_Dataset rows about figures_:
####
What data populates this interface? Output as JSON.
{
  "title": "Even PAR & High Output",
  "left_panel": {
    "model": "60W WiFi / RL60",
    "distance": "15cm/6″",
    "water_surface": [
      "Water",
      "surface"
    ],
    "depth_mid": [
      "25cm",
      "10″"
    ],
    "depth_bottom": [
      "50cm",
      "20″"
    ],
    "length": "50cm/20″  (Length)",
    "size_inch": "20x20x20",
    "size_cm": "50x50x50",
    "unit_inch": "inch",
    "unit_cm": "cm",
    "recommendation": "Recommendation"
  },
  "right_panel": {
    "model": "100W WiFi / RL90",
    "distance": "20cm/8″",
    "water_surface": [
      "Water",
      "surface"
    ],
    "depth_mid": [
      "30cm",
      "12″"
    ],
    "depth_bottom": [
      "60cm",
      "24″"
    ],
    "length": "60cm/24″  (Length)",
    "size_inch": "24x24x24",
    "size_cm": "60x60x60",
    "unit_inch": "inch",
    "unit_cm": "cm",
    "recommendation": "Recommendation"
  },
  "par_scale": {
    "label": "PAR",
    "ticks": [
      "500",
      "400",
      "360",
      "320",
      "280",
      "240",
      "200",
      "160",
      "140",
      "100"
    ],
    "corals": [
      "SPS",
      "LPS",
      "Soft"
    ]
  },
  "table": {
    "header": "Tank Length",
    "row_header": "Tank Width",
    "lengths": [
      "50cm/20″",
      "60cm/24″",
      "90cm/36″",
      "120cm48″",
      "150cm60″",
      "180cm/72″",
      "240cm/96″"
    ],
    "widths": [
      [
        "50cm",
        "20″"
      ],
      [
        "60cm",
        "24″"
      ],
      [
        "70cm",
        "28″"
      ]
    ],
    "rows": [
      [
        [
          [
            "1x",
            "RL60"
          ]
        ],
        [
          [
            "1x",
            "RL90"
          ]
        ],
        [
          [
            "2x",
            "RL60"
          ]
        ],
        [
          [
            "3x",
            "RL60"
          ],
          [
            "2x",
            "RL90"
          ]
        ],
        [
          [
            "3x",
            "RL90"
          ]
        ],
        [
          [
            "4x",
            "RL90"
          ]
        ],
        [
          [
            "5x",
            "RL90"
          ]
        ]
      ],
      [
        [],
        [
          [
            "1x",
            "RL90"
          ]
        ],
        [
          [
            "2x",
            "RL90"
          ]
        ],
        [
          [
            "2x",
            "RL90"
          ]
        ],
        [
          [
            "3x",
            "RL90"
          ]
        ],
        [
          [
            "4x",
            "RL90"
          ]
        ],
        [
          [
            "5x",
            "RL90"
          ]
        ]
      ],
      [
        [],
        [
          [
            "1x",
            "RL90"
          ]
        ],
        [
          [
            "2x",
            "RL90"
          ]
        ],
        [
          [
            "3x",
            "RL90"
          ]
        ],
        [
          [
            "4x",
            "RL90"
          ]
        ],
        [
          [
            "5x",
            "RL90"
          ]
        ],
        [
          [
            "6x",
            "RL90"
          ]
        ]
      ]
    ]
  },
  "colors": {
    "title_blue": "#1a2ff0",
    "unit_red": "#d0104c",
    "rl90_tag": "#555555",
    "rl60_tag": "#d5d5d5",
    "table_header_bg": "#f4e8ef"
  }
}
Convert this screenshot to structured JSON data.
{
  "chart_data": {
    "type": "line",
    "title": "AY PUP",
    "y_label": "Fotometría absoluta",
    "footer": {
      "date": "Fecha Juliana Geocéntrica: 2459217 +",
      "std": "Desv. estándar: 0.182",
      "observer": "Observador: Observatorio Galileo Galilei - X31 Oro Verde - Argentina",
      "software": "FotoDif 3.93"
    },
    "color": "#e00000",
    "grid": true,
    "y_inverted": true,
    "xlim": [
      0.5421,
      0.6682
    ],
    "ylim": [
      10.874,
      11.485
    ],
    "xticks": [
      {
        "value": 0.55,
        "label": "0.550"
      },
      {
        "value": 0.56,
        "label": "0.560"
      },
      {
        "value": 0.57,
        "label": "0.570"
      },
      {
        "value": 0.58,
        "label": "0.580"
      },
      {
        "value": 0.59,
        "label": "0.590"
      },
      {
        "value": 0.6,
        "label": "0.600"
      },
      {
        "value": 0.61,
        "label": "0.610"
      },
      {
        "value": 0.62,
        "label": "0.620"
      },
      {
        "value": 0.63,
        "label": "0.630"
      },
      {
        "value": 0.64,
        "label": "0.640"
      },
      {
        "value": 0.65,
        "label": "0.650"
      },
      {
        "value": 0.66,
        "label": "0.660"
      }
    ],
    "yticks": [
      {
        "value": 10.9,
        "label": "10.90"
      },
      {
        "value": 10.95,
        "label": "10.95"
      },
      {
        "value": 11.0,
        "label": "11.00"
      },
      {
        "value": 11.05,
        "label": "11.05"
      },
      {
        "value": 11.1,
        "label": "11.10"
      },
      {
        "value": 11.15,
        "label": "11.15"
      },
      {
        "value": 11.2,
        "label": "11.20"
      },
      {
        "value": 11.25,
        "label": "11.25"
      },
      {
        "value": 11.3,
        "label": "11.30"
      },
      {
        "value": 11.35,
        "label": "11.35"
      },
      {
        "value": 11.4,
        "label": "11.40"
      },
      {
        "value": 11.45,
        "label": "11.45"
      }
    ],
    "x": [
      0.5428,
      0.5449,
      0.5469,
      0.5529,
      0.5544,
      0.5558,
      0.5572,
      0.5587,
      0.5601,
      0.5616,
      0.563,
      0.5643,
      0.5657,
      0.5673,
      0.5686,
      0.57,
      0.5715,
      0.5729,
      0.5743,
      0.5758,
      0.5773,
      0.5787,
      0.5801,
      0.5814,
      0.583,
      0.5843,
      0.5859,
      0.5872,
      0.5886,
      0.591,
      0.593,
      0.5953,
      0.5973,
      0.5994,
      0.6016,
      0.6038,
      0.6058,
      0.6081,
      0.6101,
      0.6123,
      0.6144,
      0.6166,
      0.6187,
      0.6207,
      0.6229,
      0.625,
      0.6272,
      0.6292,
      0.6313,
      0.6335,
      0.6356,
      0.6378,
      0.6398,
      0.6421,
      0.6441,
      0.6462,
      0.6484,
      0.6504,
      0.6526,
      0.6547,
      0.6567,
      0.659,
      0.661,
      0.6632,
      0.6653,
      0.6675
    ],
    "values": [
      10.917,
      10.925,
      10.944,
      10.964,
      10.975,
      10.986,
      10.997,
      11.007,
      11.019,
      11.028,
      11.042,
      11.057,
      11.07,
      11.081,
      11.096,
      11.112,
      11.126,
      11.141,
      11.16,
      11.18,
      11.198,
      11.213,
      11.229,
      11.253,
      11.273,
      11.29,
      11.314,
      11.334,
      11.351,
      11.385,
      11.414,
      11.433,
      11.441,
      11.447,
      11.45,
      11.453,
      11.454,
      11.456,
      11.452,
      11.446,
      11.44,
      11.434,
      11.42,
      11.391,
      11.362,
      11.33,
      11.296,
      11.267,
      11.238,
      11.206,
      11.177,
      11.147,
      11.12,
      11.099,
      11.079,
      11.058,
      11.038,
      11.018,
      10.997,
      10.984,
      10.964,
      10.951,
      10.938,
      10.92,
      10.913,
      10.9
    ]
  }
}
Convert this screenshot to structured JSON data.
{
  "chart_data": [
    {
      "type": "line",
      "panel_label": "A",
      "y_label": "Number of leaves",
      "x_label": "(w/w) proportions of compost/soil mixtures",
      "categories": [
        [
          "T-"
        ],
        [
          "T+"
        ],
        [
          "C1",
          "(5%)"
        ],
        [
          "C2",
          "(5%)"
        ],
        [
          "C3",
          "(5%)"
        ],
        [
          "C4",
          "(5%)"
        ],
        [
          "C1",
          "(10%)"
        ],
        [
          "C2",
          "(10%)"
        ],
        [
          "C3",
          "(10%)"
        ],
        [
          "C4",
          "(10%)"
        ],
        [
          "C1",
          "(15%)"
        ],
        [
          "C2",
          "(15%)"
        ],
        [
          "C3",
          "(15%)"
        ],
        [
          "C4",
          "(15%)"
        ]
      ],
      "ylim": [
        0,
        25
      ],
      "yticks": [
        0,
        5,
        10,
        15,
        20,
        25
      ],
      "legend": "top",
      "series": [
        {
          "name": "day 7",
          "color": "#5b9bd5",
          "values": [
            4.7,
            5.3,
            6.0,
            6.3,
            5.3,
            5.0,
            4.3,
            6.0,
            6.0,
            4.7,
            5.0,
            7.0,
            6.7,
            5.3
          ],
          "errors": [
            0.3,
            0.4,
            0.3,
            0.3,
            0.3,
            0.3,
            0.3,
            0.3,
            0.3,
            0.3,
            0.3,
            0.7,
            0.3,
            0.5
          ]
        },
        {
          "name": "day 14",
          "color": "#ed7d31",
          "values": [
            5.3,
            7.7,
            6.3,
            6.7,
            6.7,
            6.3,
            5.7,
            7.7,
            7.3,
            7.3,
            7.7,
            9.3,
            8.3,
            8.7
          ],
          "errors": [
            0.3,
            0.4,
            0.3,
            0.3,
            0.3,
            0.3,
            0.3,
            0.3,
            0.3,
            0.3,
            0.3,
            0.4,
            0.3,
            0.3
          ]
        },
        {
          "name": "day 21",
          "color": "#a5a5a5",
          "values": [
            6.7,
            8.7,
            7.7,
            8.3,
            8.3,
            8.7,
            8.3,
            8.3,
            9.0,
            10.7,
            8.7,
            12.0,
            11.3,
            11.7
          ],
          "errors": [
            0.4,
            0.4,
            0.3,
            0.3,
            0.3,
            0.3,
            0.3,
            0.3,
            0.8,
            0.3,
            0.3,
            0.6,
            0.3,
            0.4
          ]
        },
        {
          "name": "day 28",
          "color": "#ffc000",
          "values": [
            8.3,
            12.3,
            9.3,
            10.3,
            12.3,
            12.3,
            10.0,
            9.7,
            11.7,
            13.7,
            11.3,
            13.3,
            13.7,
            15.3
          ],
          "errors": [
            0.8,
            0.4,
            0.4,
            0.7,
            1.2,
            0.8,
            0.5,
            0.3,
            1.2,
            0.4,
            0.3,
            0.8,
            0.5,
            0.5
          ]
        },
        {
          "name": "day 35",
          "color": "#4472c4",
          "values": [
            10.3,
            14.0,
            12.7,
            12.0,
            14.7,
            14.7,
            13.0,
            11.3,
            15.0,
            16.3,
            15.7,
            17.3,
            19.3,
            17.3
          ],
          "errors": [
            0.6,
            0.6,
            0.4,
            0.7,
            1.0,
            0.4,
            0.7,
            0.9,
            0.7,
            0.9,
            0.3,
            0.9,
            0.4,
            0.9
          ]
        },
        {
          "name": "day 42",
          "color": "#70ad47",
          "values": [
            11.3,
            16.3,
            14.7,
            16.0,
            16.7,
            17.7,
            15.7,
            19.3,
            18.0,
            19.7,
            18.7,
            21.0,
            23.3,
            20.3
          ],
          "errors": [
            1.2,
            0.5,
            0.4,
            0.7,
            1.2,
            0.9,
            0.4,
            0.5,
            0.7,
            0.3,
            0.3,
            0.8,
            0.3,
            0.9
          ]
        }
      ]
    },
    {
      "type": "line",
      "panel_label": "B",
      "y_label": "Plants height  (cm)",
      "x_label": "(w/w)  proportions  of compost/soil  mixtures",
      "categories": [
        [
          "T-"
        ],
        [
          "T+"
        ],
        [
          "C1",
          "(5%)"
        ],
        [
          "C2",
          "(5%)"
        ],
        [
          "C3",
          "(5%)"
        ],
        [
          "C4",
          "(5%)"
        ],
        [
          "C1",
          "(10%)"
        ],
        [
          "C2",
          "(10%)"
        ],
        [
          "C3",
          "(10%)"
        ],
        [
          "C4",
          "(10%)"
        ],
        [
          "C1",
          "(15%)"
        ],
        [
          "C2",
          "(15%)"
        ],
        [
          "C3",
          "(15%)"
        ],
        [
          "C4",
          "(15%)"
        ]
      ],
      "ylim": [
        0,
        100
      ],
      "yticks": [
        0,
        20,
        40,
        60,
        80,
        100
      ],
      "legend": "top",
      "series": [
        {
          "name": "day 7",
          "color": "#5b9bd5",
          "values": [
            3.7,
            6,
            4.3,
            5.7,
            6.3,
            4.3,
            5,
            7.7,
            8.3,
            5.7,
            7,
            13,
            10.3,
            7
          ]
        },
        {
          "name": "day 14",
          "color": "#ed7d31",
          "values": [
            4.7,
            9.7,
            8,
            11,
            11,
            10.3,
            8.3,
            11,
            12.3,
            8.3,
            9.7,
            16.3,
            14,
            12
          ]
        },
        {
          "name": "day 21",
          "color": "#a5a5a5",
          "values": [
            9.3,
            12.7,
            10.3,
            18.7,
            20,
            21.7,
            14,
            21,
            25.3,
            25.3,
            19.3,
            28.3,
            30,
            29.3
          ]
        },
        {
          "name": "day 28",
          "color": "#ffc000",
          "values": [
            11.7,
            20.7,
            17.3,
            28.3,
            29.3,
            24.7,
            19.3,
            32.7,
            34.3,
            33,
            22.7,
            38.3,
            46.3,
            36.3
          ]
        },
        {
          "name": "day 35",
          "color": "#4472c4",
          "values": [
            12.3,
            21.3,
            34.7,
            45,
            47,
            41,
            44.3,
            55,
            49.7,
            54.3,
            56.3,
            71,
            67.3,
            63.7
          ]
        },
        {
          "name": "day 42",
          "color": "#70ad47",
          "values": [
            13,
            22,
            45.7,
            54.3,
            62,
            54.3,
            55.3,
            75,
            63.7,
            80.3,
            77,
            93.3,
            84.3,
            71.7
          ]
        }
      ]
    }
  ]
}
####
_EXERCISE INSTRUCTIONS_:
In the entries above, find every line holding the word "mixtures" and copy it out.

_REPLY TO THE TASK_:
      "x_label": "(w/w) proportions of compost/soil mixtures",
      "x_label": "(w/w)  proportions  of compost/soil  mixtures",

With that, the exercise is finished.